───── Material provided ─────

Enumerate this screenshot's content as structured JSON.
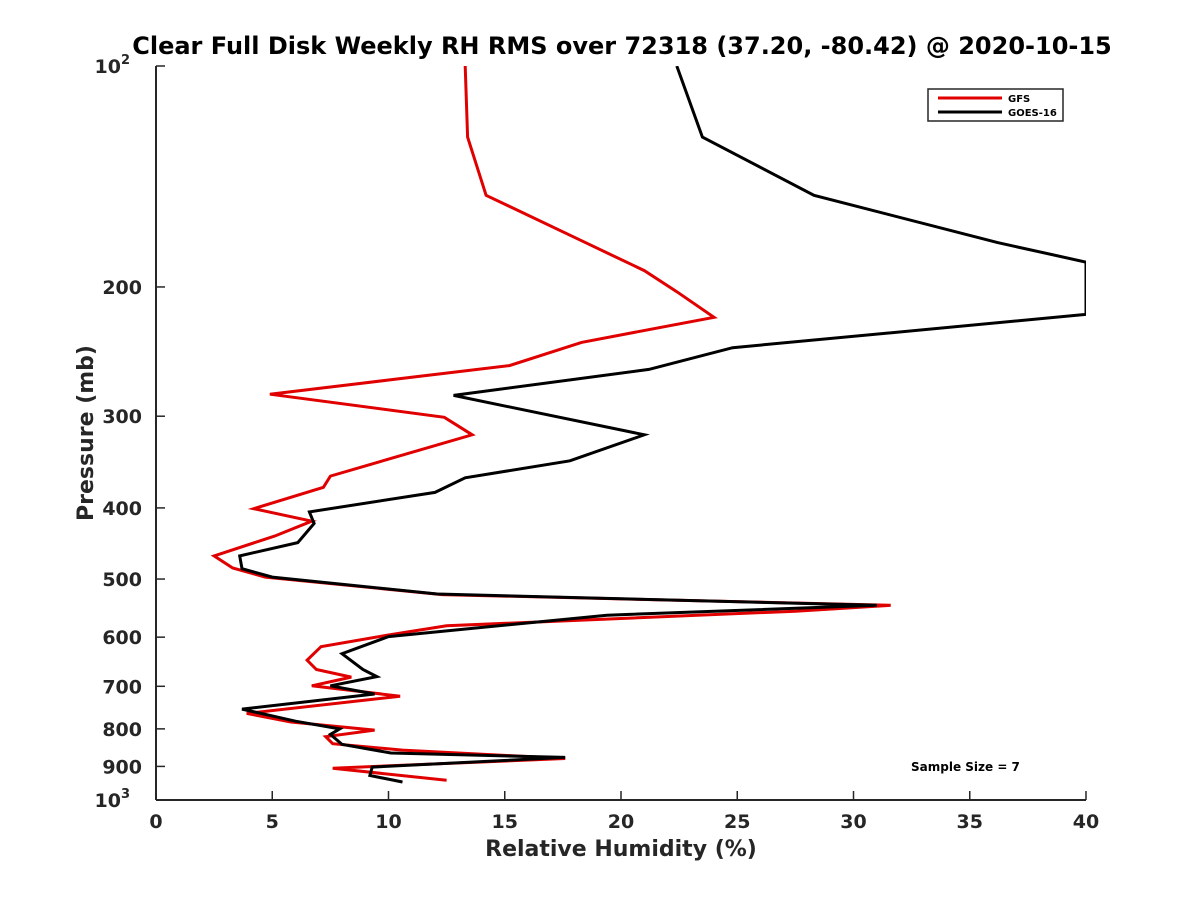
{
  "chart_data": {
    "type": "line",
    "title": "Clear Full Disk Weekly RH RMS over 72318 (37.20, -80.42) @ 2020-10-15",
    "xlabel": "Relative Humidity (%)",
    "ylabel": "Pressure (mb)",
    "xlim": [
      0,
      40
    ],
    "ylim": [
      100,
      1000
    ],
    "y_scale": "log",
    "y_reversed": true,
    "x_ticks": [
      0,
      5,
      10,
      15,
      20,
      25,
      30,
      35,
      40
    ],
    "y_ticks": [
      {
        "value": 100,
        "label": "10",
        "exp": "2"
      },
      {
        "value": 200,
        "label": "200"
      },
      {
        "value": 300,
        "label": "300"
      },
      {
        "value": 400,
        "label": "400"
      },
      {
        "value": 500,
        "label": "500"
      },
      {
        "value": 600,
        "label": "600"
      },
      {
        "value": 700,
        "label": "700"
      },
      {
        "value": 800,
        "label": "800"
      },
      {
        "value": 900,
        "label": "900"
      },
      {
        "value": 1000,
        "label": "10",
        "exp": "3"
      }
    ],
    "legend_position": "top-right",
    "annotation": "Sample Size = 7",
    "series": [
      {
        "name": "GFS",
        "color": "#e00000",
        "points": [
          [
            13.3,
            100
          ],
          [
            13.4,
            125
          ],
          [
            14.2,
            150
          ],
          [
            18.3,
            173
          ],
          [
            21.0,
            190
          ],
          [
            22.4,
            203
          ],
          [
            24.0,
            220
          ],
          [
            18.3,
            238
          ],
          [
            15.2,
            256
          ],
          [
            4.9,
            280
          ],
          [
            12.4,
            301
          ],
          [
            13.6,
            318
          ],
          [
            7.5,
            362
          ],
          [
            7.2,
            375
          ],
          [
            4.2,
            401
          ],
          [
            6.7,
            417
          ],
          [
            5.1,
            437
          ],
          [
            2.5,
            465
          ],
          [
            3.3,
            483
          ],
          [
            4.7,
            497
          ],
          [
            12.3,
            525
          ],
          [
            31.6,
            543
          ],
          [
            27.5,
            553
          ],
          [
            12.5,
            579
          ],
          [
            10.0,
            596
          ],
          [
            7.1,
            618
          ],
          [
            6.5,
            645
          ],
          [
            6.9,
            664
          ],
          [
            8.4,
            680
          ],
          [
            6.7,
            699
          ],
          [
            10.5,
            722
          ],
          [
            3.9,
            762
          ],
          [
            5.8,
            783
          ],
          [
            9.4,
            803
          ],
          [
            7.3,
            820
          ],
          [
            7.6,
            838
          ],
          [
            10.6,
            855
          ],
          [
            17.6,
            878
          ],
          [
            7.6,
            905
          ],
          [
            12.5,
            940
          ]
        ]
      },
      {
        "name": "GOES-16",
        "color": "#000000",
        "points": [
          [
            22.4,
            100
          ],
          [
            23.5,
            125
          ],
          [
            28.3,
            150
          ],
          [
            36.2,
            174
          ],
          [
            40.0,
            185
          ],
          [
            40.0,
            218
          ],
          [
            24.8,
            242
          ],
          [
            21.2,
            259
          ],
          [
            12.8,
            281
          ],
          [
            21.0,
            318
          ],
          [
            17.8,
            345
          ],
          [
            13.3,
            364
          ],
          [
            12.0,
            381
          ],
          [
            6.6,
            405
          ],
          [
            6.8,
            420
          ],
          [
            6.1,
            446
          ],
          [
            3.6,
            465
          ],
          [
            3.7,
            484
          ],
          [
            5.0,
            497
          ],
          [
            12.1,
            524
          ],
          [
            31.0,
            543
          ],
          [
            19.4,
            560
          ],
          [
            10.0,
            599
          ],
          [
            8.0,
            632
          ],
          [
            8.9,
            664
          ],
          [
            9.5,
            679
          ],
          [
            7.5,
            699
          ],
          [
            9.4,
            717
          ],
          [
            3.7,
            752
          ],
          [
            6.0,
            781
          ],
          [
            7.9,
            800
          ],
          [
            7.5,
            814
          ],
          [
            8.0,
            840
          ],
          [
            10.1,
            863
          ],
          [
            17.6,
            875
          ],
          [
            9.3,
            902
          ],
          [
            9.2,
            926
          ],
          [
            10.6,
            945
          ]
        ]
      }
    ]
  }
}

─────
───── Material provided ─────

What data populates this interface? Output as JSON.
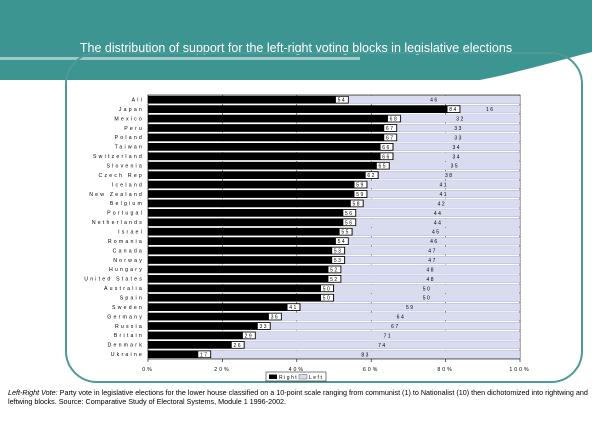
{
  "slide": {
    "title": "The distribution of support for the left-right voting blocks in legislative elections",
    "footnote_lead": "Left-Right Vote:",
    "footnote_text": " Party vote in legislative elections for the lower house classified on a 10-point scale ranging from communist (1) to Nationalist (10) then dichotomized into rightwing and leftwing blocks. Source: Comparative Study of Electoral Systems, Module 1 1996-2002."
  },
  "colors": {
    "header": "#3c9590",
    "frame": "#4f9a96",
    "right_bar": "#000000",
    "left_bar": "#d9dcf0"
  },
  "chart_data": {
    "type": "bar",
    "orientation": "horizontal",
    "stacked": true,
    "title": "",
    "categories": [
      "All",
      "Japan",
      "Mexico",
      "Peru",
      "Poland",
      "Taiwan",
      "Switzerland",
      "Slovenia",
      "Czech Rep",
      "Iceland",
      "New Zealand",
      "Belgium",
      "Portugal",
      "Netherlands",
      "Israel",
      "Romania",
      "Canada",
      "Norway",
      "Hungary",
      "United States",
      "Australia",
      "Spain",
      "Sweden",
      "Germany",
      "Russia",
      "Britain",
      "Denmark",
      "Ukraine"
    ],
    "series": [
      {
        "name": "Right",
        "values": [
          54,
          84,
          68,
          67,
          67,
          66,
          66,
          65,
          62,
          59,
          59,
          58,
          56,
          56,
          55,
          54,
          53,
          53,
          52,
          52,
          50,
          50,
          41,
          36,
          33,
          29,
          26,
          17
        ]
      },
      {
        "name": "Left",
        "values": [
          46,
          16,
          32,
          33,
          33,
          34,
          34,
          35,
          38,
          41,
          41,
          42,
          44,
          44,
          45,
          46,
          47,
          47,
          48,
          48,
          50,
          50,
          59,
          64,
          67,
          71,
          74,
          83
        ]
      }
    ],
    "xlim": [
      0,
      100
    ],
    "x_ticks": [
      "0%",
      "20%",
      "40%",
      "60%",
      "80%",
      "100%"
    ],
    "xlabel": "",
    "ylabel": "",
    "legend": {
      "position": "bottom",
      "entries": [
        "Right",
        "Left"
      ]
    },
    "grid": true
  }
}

─────
───── Material provided ─────

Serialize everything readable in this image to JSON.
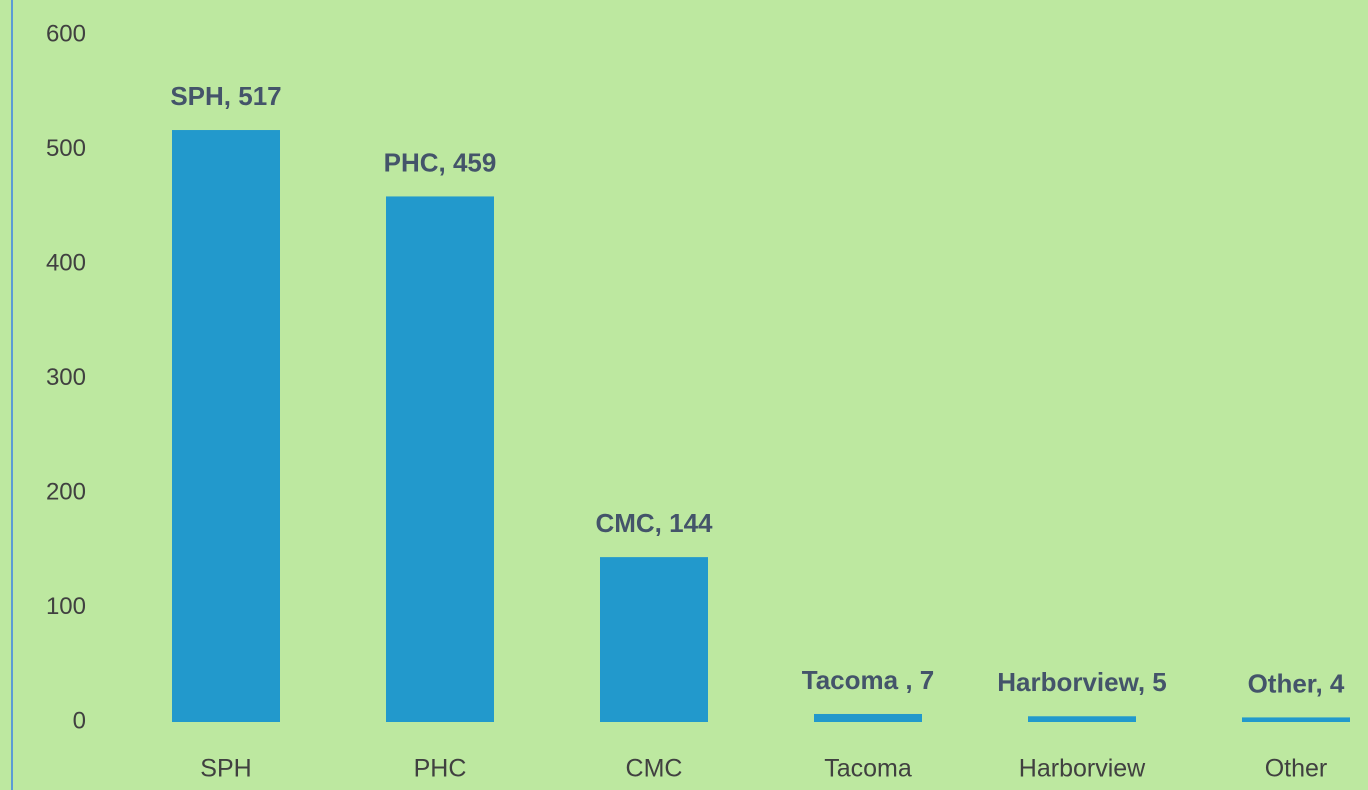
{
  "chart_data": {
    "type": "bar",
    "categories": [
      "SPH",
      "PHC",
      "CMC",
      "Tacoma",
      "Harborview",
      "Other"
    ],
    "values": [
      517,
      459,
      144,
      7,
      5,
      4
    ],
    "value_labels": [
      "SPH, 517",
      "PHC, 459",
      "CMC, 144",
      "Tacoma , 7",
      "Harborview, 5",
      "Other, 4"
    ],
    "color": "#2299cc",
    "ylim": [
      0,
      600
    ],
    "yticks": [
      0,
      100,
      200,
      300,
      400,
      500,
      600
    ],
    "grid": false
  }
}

─────

## Goal of the exercise
Pull out the lines above in which the word "true" appears.

## Reply to the exercise
    "y_reversed": true,
    "stacked": true,
    "grid": true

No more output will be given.